- Problem statement: Produce an exact copy of all the data below, dropping every image.

- Data entries for graphics:
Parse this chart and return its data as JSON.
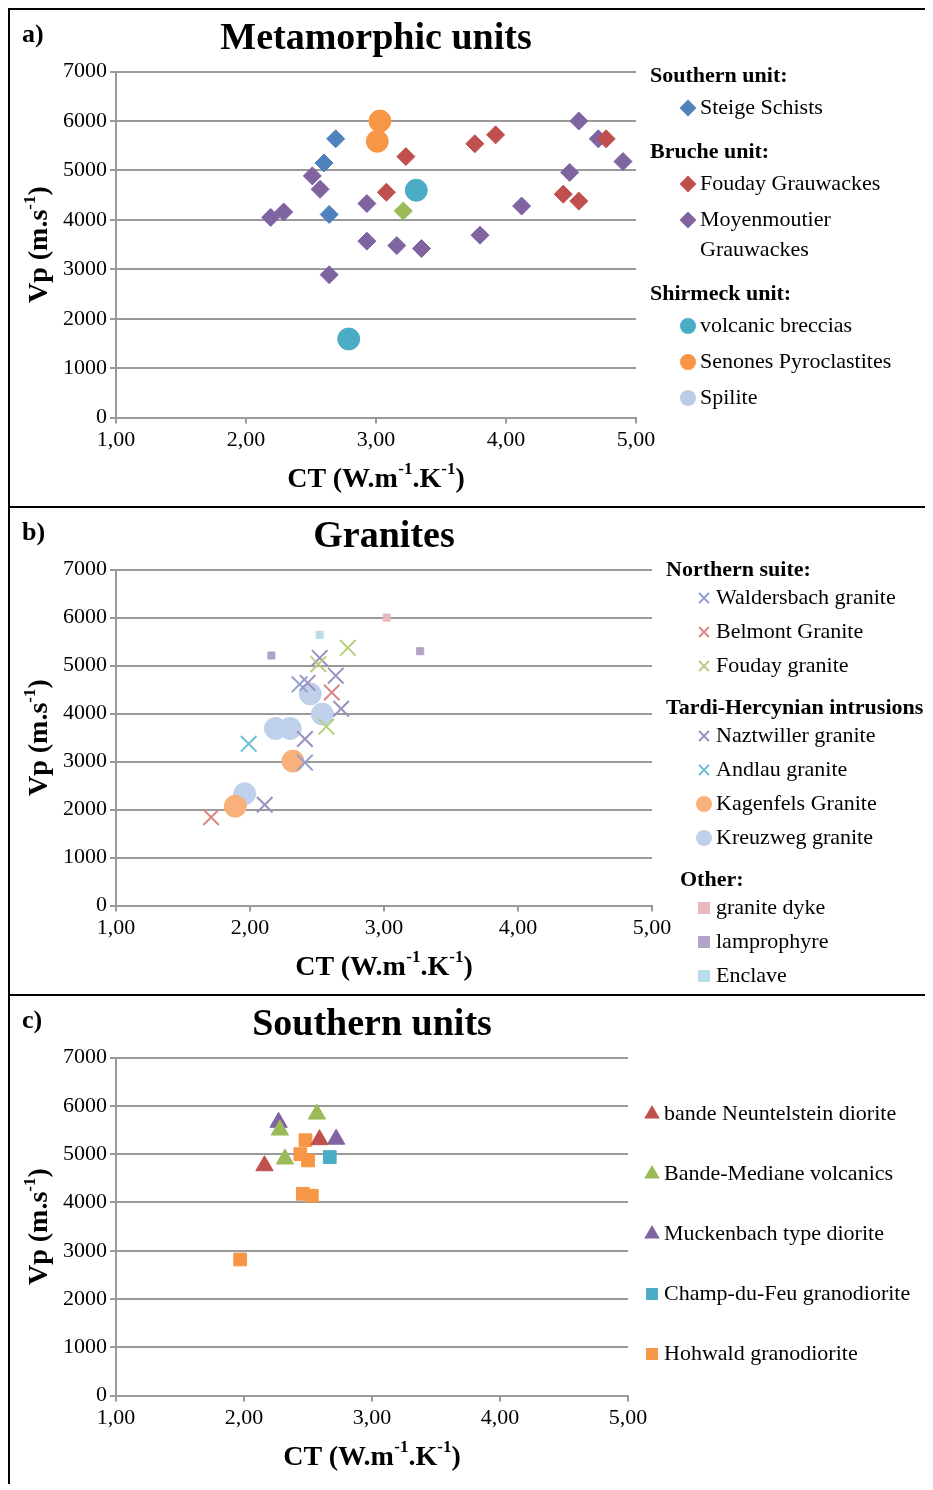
{
  "chart_data": [
    {
      "type": "scatter",
      "title": "Metamorphic units",
      "xlabel": "CT (W.m$^{-1}$.K$^{-1}$)",
      "ylabel": "Vp (m.s$^{-1}$)",
      "xlim": [
        1,
        5
      ],
      "xticks": [
        {
          "value": 1,
          "label": "1,00"
        },
        {
          "value": 2,
          "label": "2,00"
        },
        {
          "value": 3,
          "label": "3,00"
        },
        {
          "value": 4,
          "label": "4,00"
        },
        {
          "value": 5,
          "label": "5,00"
        }
      ],
      "ylim": [
        0,
        7000
      ],
      "yticks": [
        0,
        1000,
        2000,
        3000,
        4000,
        5000,
        6000,
        7000
      ],
      "grid": "y",
      "legend": "right",
      "annotations": [
        "a)",
        "Southern unit:",
        "Bruche unit:",
        "Shirmeck unit:"
      ],
      "series": [
        {
          "name": "Steige Schists",
          "color": "#4f81bd",
          "marker": "diamond",
          "x": [
            2.69,
            2.6,
            2.64
          ],
          "values": [
            5640,
            5150,
            4110
          ]
        },
        {
          "name": "Fouday Grauwackes",
          "color": "#c0504d",
          "marker": "diamond",
          "x": [
            3.23,
            3.08,
            3.76,
            3.92,
            4.77,
            4.44,
            4.56
          ],
          "values": [
            5280,
            4560,
            5540,
            5720,
            5640,
            4520,
            4380
          ]
        },
        {
          "name": "Moyenmoutier Grauwackes",
          "color": "#8064a2",
          "marker": "diamond",
          "x": [
            2.19,
            2.29,
            2.51,
            2.57,
            2.93,
            2.64,
            2.93,
            3.16,
            3.35,
            3.8,
            4.12,
            4.49,
            4.56,
            4.71,
            4.9
          ],
          "values": [
            4050,
            4160,
            4890,
            4620,
            4330,
            2890,
            3570,
            3480,
            3420,
            3690,
            4280,
            4960,
            6000,
            5640,
            5180
          ]
        },
        {
          "name": "volcanic breccias",
          "color": "#4bacc6",
          "marker": "circle",
          "x": [
            3.31,
            2.79
          ],
          "values": [
            4600,
            1590
          ]
        },
        {
          "name": "Senones Pyroclastites",
          "color": "#f79646",
          "marker": "circle",
          "x": [
            3.03,
            3.01
          ],
          "values": [
            6000,
            5590
          ]
        },
        {
          "name": "Spilite",
          "color": "#b9cde5",
          "marker": "circle"
        },
        {
          "color": "#9bbb59",
          "marker": "diamond",
          "x": [
            3.21
          ],
          "values": [
            4180
          ]
        }
      ]
    },
    {
      "type": "scatter",
      "title": "Granites",
      "xlabel": "CT (W.m$^{-1}$.K$^{-1}$)",
      "ylabel": "Vp (m.s$^{-1}$)",
      "xlim": [
        1,
        5
      ],
      "xticks": [
        {
          "value": 1,
          "label": "1,00"
        },
        {
          "value": 2,
          "label": "2,00"
        },
        {
          "value": 3,
          "label": "3,00"
        },
        {
          "value": 4,
          "label": "4,00"
        },
        {
          "value": 5,
          "label": "5,00"
        }
      ],
      "ylim": [
        0,
        7000
      ],
      "yticks": [
        0,
        1000,
        2000,
        3000,
        4000,
        5000,
        6000,
        7000
      ],
      "grid": "y",
      "legend": "right",
      "annotations": [
        "b)",
        "Northern suite:",
        "Tardi-Hercynian intrusions",
        "Other:"
      ],
      "series": [
        {
          "name": "Waldersbach granite",
          "color": "#8ea1cf",
          "marker": "cross",
          "x": [
            2.37,
            2.41
          ],
          "values": [
            4610,
            2980
          ]
        },
        {
          "name": "Belmont Granite",
          "color": "#d98886",
          "marker": "cross",
          "x": [
            1.71,
            2.61
          ],
          "values": [
            1840,
            4440
          ]
        },
        {
          "name": "Fouday granite",
          "color": "#b5cf7f",
          "marker": "cross",
          "x": [
            2.73,
            2.51,
            2.57
          ],
          "values": [
            5370,
            5030,
            3730
          ]
        },
        {
          "name": "Naztwiller granite",
          "color": "#9d8fc0",
          "marker": "cross",
          "x": [
            2.52,
            2.64,
            2.68,
            2.41,
            2.11,
            2.43
          ],
          "values": [
            5160,
            4790,
            4100,
            3470,
            2100,
            4640
          ]
        },
        {
          "name": "Andlau granite",
          "color": "#6ec0d4",
          "marker": "cross",
          "x": [
            1.99
          ],
          "values": [
            3370
          ]
        },
        {
          "name": "Kagenfels Granite",
          "color": "#fab07a",
          "marker": "circle",
          "x": [
            2.32,
            1.89
          ],
          "values": [
            3010,
            2070
          ]
        },
        {
          "name": "Kreuzweg granite",
          "color": "#bfd0ea",
          "marker": "circle",
          "x": [
            2.45,
            2.54,
            2.19,
            2.3,
            1.96
          ],
          "values": [
            4410,
            3990,
            3690,
            3690,
            2330
          ]
        },
        {
          "name": "granite dyke",
          "color": "#e6b9b8",
          "marker": "square",
          "x": [
            3.02
          ],
          "values": [
            6000
          ]
        },
        {
          "name": "lamprophyre",
          "color": "#b3a2c7",
          "marker": "square",
          "x": [
            2.16,
            3.27
          ],
          "values": [
            5210,
            5300
          ]
        },
        {
          "name": "Enclave",
          "color": "#b7dde8",
          "marker": "square",
          "x": [
            2.52
          ],
          "values": [
            5640
          ]
        }
      ]
    },
    {
      "type": "scatter",
      "title": "Southern units",
      "xlabel": "CT (W.m$^{-1}$.K$^{-1}$)",
      "ylabel": "Vp (m.s$^{-1}$)",
      "xlim": [
        1,
        5
      ],
      "xticks": [
        {
          "value": 1,
          "label": "1,00"
        },
        {
          "value": 2,
          "label": "2,00"
        },
        {
          "value": 3,
          "label": "3,00"
        },
        {
          "value": 4,
          "label": "4,00"
        },
        {
          "value": 5,
          "label": "5,00"
        }
      ],
      "ylim": [
        0,
        7000
      ],
      "yticks": [
        0,
        1000,
        2000,
        3000,
        4000,
        5000,
        6000,
        7000
      ],
      "grid": "y",
      "legend": "right",
      "annotations": [
        "c)"
      ],
      "series": [
        {
          "name": "bande Neuntelstein diorite",
          "color": "#c0504d",
          "marker": "triangle",
          "x": [
            2.16,
            2.59
          ],
          "values": [
            4760,
            5300
          ]
        },
        {
          "name": "Bande-Mediane volcanics",
          "color": "#9bbb59",
          "marker": "triangle",
          "x": [
            2.57,
            2.28,
            2.32
          ],
          "values": [
            5830,
            5500,
            4900
          ]
        },
        {
          "name": "Muckenbach type diorite",
          "color": "#8064a2",
          "marker": "triangle",
          "x": [
            2.27,
            2.72
          ],
          "values": [
            5660,
            5310
          ]
        },
        {
          "name": "Champ-du-Feu granodiorite",
          "color": "#4bacc6",
          "marker": "square",
          "x": [
            2.67
          ],
          "values": [
            4940
          ]
        },
        {
          "name": "Hohwald granodiorite",
          "color": "#f79646",
          "marker": "square",
          "x": [
            2.48,
            2.44,
            2.5,
            2.46,
            2.53,
            1.97
          ],
          "values": [
            5290,
            5000,
            4870,
            4180,
            4140,
            2820
          ]
        }
      ]
    }
  ]
}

- Full response:
Parse this chart and return its data as JSON.
{
  "chart_data": [
    {
      "type": "scatter",
      "title": "Metamorphic units",
      "xlabel": "CT (W.m$^{-1}$.K$^{-1}$)",
      "ylabel": "Vp (m.s$^{-1}$)",
      "xlim": [
        1,
        5
      ],
      "xticks": [
        {
          "value": 1,
          "label": "1,00"
        },
        {
          "value": 2,
          "label": "2,00"
        },
        {
          "value": 3,
          "label": "3,00"
        },
        {
          "value": 4,
          "label": "4,00"
        },
        {
          "value": 5,
          "label": "5,00"
        }
      ],
      "ylim": [
        0,
        7000
      ],
      "yticks": [
        0,
        1000,
        2000,
        3000,
        4000,
        5000,
        6000,
        7000
      ],
      "grid": "y",
      "legend": "right",
      "annotations": [
        "a)",
        "Southern unit:",
        "Bruche unit:",
        "Shirmeck unit:"
      ],
      "series": [
        {
          "name": "Steige Schists",
          "color": "#4f81bd",
          "marker": "diamond",
          "x": [
            2.69,
            2.6,
            2.64
          ],
          "values": [
            5640,
            5150,
            4110
          ]
        },
        {
          "name": "Fouday Grauwackes",
          "color": "#c0504d",
          "marker": "diamond",
          "x": [
            3.23,
            3.08,
            3.76,
            3.92,
            4.77,
            4.44,
            4.56
          ],
          "values": [
            5280,
            4560,
            5540,
            5720,
            5640,
            4520,
            4380
          ]
        },
        {
          "name": "Moyenmoutier Grauwackes",
          "color": "#8064a2",
          "marker": "diamond",
          "x": [
            2.19,
            2.29,
            2.51,
            2.57,
            2.93,
            2.64,
            2.93,
            3.16,
            3.35,
            3.8,
            4.12,
            4.49,
            4.56,
            4.71,
            4.9
          ],
          "values": [
            4050,
            4160,
            4890,
            4620,
            4330,
            2890,
            3570,
            3480,
            3420,
            3690,
            4280,
            4960,
            6000,
            5640,
            5180
          ]
        },
        {
          "name": "volcanic breccias",
          "color": "#4bacc6",
          "marker": "circle",
          "x": [
            3.31,
            2.79
          ],
          "values": [
            4600,
            1590
          ]
        },
        {
          "name": "Senones Pyroclastites",
          "color": "#f79646",
          "marker": "circle",
          "x": [
            3.03,
            3.01
          ],
          "values": [
            6000,
            5590
          ]
        },
        {
          "name": "Spilite",
          "color": "#b9cde5",
          "marker": "circle"
        },
        {
          "color": "#9bbb59",
          "marker": "diamond",
          "x": [
            3.21
          ],
          "values": [
            4180
          ]
        }
      ]
    },
    {
      "type": "scatter",
      "title": "Granites",
      "xlabel": "CT (W.m$^{-1}$.K$^{-1}$)",
      "ylabel": "Vp (m.s$^{-1}$)",
      "xlim": [
        1,
        5
      ],
      "xticks": [
        {
          "value": 1,
          "label": "1,00"
        },
        {
          "value": 2,
          "label": "2,00"
        },
        {
          "value": 3,
          "label": "3,00"
        },
        {
          "value": 4,
          "label": "4,00"
        },
        {
          "value": 5,
          "label": "5,00"
        }
      ],
      "ylim": [
        0,
        7000
      ],
      "yticks": [
        0,
        1000,
        2000,
        3000,
        4000,
        5000,
        6000,
        7000
      ],
      "grid": "y",
      "legend": "right",
      "annotations": [
        "b)",
        "Northern suite:",
        "Tardi-Hercynian intrusions",
        "Other:"
      ],
      "series": [
        {
          "name": "Waldersbach granite",
          "color": "#8ea1cf",
          "marker": "cross",
          "x": [
            2.37,
            2.41
          ],
          "values": [
            4610,
            2980
          ]
        },
        {
          "name": "Belmont Granite",
          "color": "#d98886",
          "marker": "cross",
          "x": [
            1.71,
            2.61
          ],
          "values": [
            1840,
            4440
          ]
        },
        {
          "name": "Fouday granite",
          "color": "#b5cf7f",
          "marker": "cross",
          "x": [
            2.73,
            2.51,
            2.57
          ],
          "values": [
            5370,
            5030,
            3730
          ]
        },
        {
          "name": "Naztwiller granite",
          "color": "#9d8fc0",
          "marker": "cross",
          "x": [
            2.52,
            2.64,
            2.68,
            2.41,
            2.11,
            2.43
          ],
          "values": [
            5160,
            4790,
            4100,
            3470,
            2100,
            4640
          ]
        },
        {
          "name": "Andlau granite",
          "color": "#6ec0d4",
          "marker": "cross",
          "x": [
            1.99
          ],
          "values": [
            3370
          ]
        },
        {
          "name": "Kagenfels Granite",
          "color": "#fab07a",
          "marker": "circle",
          "x": [
            2.32,
            1.89
          ],
          "values": [
            3010,
            2070
          ]
        },
        {
          "name": "Kreuzweg granite",
          "color": "#bfd0ea",
          "marker": "circle",
          "x": [
            2.45,
            2.54,
            2.19,
            2.3,
            1.96
          ],
          "values": [
            4410,
            3990,
            3690,
            3690,
            2330
          ]
        },
        {
          "name": "granite dyke",
          "color": "#e6b9b8",
          "marker": "square",
          "x": [
            3.02
          ],
          "values": [
            6000
          ]
        },
        {
          "name": "lamprophyre",
          "color": "#b3a2c7",
          "marker": "square",
          "x": [
            2.16,
            3.27
          ],
          "values": [
            5210,
            5300
          ]
        },
        {
          "name": "Enclave",
          "color": "#b7dde8",
          "marker": "square",
          "x": [
            2.52
          ],
          "values": [
            5640
          ]
        }
      ]
    },
    {
      "type": "scatter",
      "title": "Southern units",
      "xlabel": "CT (W.m$^{-1}$.K$^{-1}$)",
      "ylabel": "Vp (m.s$^{-1}$)",
      "xlim": [
        1,
        5
      ],
      "xticks": [
        {
          "value": 1,
          "label": "1,00"
        },
        {
          "value": 2,
          "label": "2,00"
        },
        {
          "value": 3,
          "label": "3,00"
        },
        {
          "value": 4,
          "label": "4,00"
        },
        {
          "value": 5,
          "label": "5,00"
        }
      ],
      "ylim": [
        0,
        7000
      ],
      "yticks": [
        0,
        1000,
        2000,
        3000,
        4000,
        5000,
        6000,
        7000
      ],
      "grid": "y",
      "legend": "right",
      "annotations": [
        "c)"
      ],
      "series": [
        {
          "name": "bande Neuntelstein diorite",
          "color": "#c0504d",
          "marker": "triangle",
          "x": [
            2.16,
            2.59
          ],
          "values": [
            4760,
            5300
          ]
        },
        {
          "name": "Bande-Mediane volcanics",
          "color": "#9bbb59",
          "marker": "triangle",
          "x": [
            2.57,
            2.28,
            2.32
          ],
          "values": [
            5830,
            5500,
            4900
          ]
        },
        {
          "name": "Muckenbach type diorite",
          "color": "#8064a2",
          "marker": "triangle",
          "x": [
            2.27,
            2.72
          ],
          "values": [
            5660,
            5310
          ]
        },
        {
          "name": "Champ-du-Feu granodiorite",
          "color": "#4bacc6",
          "marker": "square",
          "x": [
            2.67
          ],
          "values": [
            4940
          ]
        },
        {
          "name": "Hohwald granodiorite",
          "color": "#f79646",
          "marker": "square",
          "x": [
            2.48,
            2.44,
            2.5,
            2.46,
            2.53,
            1.97
          ],
          "values": [
            5290,
            5000,
            4870,
            4180,
            4140,
            2820
          ]
        }
      ]
    }
  ]
}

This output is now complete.